:: MATERIAL

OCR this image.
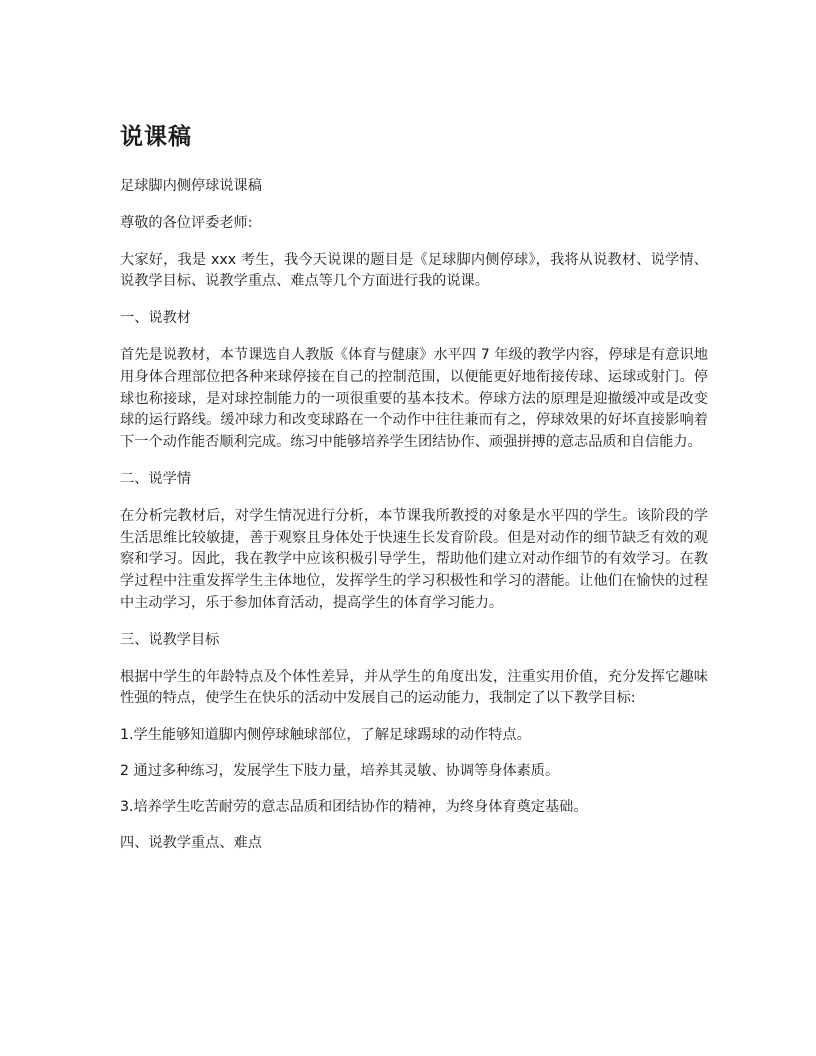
说课稿

足球脚内侧停球说课稿

尊敬的各位评委老师:

大家好，我是 xxx 考生，我今天说课的题目是《足球脚内侧停球》，我将从说教材、说学情、说教学目标、说教学重点、难点等几个方面进行我的说课。

一、说教材

首先是说教材，本节课选自人教版《体育与健康》水平四 7 年级的教学内容，停球是有意识地用身体合理部位把各种来球停接在自己的控制范围，以便能更好地衔接传球、运球或射门。停球也称接球，是对球控制能力的一项很重要的基本技术。停球方法的原理是迎撤缓冲或是改变球的运行路线。缓冲球力和改变球路在一个动作中往往兼而有之，停球效果的好坏直接影响着下一个动作能否顺利完成。练习中能够培养学生团结协作、顽强拼搏的意志品质和自信能力。

二、说学情

在分析完教材后，对学生情况进行分析，本节课我所教授的对象是水平四的学生。该阶段的学生活思维比较敏捷，善于观察且身体处于快速生长发育阶段。但是对动作的细节缺乏有效的观察和学习。因此，我在教学中应该积极引导学生，帮助他们建立对动作细节的有效学习。在教学过程中注重发挥学生主体地位，发挥学生的学习积极性和学习的潜能。让他们在愉快的过程中主动学习，乐于参加体育活动，提高学生的体育学习能力。

三、说教学目标

根据中学生的年龄特点及个体性差异，并从学生的角度出发，注重实用价值，充分发挥它趣味性强的特点，使学生在快乐的活动中发展自己的运动能力，我制定了以下教学目标:

1.学生能够知道脚内侧停球触球部位，了解足球踢球的动作特点。

2 通过多种练习，发展学生下肢力量，培养其灵敏、协调等身体素质。

3.培养学生吃苦耐劳的意志品质和团结协作的精神，为终身体育奠定基础。

四、说教学重点、难点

::::

THE TASK:
Leave out the pictures and reproduce the rest of the listing exactly.

RESPONSE TO THIS EXERCISE:
OCR this image.
说课稿

足球脚内侧停球说课稿

尊敬的各位评委老师:

大家好，我是 xxx 考生，我今天说课的题目是《足球脚内侧停球》，我将从说教材、说学情、说教学目标、说教学重点、难点等几个方面进行我的说课。

一、说教材

首先是说教材，本节课选自人教版《体育与健康》水平四 7 年级的教学内容，停球是有意识地用身体合理部位把各种来球停接在自己的控制范围，以便能更好地衔接传球、运球或射门。停球也称接球，是对球控制能力的一项很重要的基本技术。停球方法的原理是迎撤缓冲或是改变球的运行路线。缓冲球力和改变球路在一个动作中往往兼而有之，停球效果的好坏直接影响着下一个动作能否顺利完成。练习中能够培养学生团结协作、顽强拼搏的意志品质和自信能力。

二、说学情

在分析完教材后，对学生情况进行分析，本节课我所教授的对象是水平四的学生。该阶段的学生活思维比较敏捷，善于观察且身体处于快速生长发育阶段。但是对动作的细节缺乏有效的观察和学习。因此，我在教学中应该积极引导学生，帮助他们建立对动作细节的有效学习。在教学过程中注重发挥学生主体地位，发挥学生的学习积极性和学习的潜能。让他们在愉快的过程中主动学习，乐于参加体育活动，提高学生的体育学习能力。

三、说教学目标

根据中学生的年龄特点及个体性差异，并从学生的角度出发，注重实用价值，充分发挥它趣味性强的特点，使学生在快乐的活动中发展自己的运动能力，我制定了以下教学目标:

1.学生能够知道脚内侧停球触球部位，了解足球踢球的动作特点。

2 通过多种练习，发展学生下肢力量，培养其灵敏、协调等身体素质。

3.培养学生吃苦耐劳的意志品质和团结协作的精神，为终身体育奠定基础。

四、说教学重点、难点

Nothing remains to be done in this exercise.